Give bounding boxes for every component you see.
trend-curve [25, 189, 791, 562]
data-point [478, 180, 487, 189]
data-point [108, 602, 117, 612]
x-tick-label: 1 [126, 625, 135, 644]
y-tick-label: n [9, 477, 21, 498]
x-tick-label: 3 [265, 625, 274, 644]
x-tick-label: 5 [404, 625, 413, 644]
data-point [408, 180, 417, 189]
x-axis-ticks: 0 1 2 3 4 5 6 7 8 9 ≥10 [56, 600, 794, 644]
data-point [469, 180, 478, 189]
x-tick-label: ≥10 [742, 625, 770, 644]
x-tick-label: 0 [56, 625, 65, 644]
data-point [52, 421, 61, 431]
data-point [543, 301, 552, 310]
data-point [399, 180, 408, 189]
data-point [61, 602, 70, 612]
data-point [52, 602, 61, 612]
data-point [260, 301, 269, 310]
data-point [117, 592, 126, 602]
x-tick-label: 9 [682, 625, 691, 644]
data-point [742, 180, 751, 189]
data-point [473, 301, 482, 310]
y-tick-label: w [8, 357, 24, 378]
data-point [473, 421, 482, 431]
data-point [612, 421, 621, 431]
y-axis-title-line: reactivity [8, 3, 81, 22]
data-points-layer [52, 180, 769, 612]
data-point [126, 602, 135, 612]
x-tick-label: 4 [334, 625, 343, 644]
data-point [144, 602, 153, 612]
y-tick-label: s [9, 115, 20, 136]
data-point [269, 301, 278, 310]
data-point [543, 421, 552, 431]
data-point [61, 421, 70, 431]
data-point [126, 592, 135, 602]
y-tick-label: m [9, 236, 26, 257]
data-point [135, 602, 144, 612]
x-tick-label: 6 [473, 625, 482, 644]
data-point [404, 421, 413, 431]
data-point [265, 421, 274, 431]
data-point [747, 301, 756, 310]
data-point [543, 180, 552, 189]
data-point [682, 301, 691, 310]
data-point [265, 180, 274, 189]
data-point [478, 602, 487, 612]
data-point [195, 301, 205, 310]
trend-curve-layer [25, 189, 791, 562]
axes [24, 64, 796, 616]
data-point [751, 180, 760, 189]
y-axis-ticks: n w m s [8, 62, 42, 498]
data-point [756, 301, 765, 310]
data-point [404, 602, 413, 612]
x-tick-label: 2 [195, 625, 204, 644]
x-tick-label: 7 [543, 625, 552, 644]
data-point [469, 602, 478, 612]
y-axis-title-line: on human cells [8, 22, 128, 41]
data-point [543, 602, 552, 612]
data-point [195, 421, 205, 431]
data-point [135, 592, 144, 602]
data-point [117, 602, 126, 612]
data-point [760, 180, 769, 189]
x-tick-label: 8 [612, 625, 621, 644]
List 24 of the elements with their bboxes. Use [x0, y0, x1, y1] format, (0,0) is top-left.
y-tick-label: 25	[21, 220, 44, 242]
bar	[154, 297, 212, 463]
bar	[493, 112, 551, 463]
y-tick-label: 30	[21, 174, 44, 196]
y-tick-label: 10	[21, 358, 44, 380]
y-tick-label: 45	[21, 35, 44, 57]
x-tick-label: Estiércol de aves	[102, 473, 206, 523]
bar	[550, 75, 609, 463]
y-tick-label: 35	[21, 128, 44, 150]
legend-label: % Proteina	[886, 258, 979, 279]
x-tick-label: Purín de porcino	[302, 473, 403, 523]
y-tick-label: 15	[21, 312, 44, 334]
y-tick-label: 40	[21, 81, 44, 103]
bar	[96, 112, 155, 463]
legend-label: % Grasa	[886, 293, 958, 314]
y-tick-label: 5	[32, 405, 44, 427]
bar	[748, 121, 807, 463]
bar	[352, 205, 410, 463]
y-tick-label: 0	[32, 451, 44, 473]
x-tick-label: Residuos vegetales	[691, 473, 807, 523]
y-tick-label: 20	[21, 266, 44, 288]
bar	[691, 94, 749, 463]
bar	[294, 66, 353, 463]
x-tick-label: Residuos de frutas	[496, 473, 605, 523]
####
- **Exercise instructions**
Show me each line of the listing above with "layer" in it.

- **Result of this task**
data-points-layer [52, 180, 769, 612]
trend-curve-layer [25, 189, 791, 562]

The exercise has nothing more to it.